• **Required task**
Work out how many lines in the listing below include the word "JSON"; answer with the number alone.

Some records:
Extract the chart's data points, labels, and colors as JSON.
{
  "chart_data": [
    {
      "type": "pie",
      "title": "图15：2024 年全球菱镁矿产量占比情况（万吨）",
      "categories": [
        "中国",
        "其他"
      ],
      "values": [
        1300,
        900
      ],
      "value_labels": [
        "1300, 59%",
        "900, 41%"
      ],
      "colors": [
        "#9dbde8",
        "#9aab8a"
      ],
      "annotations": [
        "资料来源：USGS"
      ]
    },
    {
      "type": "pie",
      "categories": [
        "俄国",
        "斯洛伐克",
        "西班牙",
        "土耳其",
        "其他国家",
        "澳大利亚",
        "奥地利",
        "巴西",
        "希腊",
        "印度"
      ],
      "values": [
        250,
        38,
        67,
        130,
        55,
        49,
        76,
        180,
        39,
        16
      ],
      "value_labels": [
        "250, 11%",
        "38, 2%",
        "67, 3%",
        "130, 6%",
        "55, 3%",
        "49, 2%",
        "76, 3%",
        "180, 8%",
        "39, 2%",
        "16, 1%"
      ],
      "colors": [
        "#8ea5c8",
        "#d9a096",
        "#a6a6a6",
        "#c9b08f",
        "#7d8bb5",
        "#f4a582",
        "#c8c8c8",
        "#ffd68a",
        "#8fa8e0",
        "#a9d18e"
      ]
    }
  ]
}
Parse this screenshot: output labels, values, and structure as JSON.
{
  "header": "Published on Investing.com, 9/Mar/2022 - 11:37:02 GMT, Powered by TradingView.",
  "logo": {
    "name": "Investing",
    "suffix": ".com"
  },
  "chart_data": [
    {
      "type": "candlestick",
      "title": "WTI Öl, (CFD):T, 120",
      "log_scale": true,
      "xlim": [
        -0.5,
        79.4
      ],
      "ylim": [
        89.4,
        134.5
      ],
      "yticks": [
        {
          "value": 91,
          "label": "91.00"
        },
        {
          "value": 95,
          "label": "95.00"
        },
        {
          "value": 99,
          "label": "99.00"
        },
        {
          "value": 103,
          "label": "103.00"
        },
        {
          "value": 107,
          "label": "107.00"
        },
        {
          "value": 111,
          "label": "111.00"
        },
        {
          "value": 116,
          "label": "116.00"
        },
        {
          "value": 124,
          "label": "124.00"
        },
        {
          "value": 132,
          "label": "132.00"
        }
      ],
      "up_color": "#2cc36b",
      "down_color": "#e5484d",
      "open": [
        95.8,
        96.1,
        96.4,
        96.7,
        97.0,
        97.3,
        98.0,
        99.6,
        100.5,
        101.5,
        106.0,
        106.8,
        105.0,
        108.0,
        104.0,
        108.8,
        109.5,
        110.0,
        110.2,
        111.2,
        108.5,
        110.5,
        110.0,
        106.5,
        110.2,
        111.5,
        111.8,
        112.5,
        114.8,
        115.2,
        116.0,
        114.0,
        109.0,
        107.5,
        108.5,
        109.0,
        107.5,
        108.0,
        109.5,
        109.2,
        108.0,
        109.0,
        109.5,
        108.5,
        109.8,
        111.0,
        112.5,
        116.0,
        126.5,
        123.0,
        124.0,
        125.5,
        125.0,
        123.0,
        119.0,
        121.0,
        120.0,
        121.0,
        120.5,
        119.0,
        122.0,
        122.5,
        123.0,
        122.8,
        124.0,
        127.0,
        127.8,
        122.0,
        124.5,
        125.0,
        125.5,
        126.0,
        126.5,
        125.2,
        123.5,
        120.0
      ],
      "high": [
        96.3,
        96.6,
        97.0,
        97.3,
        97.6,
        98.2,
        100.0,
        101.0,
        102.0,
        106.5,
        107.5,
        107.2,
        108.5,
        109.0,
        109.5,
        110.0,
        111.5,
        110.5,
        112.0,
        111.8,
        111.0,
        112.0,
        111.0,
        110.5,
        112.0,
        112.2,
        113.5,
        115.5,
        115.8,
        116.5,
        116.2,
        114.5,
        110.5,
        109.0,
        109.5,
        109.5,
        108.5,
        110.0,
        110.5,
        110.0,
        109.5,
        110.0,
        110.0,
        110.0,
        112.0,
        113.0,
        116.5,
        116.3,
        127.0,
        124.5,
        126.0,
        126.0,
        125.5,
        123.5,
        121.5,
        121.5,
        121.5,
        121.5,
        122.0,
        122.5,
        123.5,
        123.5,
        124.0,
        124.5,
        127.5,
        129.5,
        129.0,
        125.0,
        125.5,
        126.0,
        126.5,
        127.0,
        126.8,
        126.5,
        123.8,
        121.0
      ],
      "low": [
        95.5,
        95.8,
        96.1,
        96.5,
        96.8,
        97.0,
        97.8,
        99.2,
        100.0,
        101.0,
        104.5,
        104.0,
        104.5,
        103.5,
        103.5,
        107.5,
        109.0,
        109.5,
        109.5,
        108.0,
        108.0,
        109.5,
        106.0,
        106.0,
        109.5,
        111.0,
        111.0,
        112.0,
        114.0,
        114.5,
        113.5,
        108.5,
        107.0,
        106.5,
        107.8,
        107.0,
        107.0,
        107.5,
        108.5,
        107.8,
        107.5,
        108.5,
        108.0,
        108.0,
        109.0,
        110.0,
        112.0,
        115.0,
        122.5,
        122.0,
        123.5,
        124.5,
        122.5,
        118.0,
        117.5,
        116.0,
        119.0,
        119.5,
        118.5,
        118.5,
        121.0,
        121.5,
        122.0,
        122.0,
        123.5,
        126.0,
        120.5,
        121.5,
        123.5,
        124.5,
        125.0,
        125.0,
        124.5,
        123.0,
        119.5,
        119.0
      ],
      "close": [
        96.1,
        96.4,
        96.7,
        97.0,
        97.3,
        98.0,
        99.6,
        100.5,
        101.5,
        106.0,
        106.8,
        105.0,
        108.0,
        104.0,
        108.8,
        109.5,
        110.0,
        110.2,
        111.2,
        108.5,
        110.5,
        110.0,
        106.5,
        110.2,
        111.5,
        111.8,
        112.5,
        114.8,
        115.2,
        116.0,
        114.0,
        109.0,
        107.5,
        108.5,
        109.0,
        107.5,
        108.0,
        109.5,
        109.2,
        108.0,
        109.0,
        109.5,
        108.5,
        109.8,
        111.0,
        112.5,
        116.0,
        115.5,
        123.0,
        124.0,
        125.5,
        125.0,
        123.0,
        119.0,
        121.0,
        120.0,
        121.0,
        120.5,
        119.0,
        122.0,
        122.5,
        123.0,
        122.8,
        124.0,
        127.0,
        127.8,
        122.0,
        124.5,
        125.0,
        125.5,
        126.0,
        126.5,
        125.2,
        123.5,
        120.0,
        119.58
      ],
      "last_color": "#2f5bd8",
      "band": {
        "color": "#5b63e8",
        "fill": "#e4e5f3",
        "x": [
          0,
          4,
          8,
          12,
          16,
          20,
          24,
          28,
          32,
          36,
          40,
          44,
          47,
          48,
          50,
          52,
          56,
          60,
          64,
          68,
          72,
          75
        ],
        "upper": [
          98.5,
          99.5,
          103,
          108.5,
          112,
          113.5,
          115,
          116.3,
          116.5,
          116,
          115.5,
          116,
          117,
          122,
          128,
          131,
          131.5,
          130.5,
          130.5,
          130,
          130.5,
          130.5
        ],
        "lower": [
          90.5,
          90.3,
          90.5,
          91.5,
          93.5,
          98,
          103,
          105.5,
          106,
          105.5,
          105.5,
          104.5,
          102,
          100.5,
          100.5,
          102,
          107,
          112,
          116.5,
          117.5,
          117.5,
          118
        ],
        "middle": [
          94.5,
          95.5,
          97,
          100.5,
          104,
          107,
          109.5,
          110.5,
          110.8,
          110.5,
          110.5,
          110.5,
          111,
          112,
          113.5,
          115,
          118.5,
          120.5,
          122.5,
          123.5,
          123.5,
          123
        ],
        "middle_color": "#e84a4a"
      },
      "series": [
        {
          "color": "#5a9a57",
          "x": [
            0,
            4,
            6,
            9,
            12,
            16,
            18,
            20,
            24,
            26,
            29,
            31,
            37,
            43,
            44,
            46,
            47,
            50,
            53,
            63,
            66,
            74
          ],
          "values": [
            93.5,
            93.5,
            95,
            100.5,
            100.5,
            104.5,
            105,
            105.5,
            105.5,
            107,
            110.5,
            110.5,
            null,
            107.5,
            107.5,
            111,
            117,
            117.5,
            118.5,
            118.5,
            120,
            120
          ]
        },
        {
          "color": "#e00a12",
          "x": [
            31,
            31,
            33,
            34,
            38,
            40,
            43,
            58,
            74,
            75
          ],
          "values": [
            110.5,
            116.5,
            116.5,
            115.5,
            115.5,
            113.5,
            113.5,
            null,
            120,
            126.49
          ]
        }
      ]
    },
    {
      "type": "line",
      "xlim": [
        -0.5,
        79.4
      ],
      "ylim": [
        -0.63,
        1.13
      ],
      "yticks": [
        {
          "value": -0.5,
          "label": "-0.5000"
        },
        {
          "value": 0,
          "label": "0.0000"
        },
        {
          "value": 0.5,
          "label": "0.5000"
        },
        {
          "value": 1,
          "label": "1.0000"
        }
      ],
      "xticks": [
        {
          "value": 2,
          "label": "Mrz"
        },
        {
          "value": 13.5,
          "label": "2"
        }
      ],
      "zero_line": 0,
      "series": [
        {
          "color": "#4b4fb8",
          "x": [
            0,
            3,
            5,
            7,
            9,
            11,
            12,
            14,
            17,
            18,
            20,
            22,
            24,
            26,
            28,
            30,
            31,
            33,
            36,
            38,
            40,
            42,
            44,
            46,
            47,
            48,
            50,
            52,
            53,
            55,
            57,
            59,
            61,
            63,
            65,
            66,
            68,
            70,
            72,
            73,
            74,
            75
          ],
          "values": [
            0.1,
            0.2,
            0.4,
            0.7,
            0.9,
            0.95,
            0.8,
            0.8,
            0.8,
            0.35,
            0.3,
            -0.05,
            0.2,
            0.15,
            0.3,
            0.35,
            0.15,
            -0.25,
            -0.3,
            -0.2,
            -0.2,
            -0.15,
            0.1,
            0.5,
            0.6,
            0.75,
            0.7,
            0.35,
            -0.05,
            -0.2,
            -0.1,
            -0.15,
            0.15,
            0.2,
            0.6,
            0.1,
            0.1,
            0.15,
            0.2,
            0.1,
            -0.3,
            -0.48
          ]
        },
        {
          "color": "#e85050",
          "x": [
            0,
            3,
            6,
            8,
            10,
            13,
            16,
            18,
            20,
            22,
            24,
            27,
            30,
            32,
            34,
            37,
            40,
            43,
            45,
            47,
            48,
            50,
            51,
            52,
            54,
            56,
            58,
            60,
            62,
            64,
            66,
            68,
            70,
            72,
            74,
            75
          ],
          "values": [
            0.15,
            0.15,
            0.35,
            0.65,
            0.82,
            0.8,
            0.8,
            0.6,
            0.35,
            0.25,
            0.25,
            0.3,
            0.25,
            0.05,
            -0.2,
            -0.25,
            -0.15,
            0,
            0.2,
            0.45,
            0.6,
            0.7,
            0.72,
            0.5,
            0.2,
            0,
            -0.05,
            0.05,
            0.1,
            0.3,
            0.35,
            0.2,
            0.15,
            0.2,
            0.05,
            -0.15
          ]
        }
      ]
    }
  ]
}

• **Exercise solution**
2